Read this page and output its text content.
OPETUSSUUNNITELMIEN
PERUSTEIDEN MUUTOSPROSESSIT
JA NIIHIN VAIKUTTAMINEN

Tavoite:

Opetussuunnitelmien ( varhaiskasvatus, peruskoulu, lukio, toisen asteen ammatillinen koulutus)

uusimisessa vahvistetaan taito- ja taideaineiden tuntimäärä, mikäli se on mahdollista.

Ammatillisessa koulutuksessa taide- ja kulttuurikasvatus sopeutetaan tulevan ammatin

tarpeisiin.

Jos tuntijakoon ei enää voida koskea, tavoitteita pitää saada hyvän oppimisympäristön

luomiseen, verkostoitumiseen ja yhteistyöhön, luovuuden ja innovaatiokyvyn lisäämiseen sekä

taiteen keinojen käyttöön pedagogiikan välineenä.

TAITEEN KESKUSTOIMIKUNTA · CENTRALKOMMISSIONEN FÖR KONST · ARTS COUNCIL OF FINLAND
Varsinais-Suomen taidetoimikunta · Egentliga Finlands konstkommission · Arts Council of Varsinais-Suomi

==========

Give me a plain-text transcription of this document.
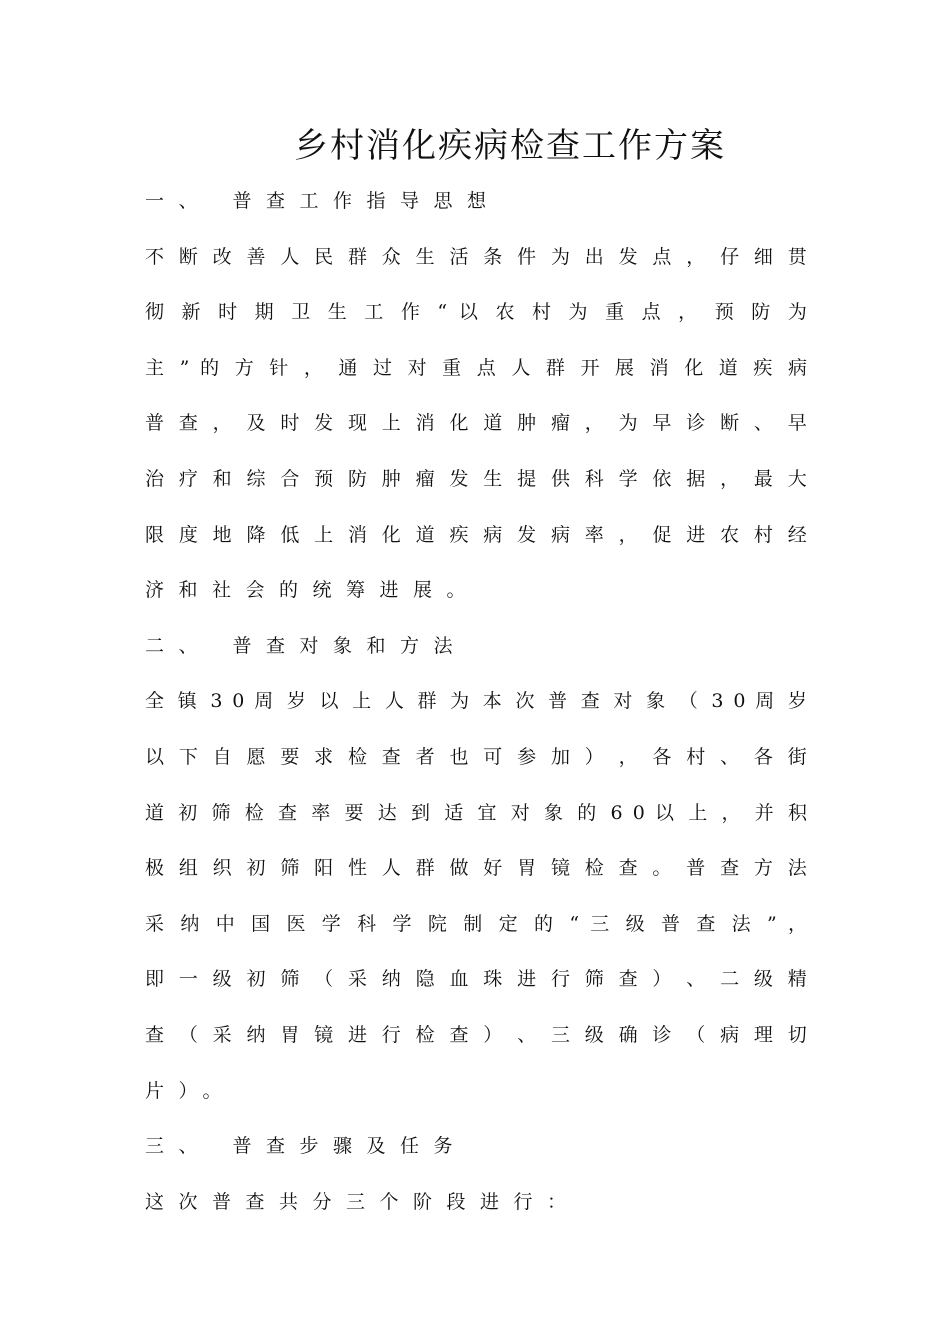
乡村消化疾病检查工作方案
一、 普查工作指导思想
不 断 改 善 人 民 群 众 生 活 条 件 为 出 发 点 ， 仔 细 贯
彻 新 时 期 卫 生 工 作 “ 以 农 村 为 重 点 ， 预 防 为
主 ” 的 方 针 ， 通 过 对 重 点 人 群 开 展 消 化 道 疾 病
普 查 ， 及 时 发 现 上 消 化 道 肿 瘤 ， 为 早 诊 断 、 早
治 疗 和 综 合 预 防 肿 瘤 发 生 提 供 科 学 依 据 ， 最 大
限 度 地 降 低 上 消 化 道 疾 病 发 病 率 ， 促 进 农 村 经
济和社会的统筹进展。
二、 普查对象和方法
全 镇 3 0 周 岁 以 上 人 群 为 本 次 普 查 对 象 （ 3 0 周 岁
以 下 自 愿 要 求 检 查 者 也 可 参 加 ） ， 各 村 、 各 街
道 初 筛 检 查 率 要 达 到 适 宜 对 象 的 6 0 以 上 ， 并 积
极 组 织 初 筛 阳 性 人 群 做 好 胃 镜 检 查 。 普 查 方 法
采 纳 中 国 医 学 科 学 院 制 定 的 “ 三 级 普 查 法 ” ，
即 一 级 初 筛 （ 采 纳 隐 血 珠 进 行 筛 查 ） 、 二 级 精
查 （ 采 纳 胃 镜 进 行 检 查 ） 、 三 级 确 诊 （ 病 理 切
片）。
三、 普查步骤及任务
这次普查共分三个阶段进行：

==========

- **CHALLENGE**
Identify and list each line with the word "text".

- **CORRECT ANSWER**
Read this page and output its text content.
Give me a plain-text transcription of this document.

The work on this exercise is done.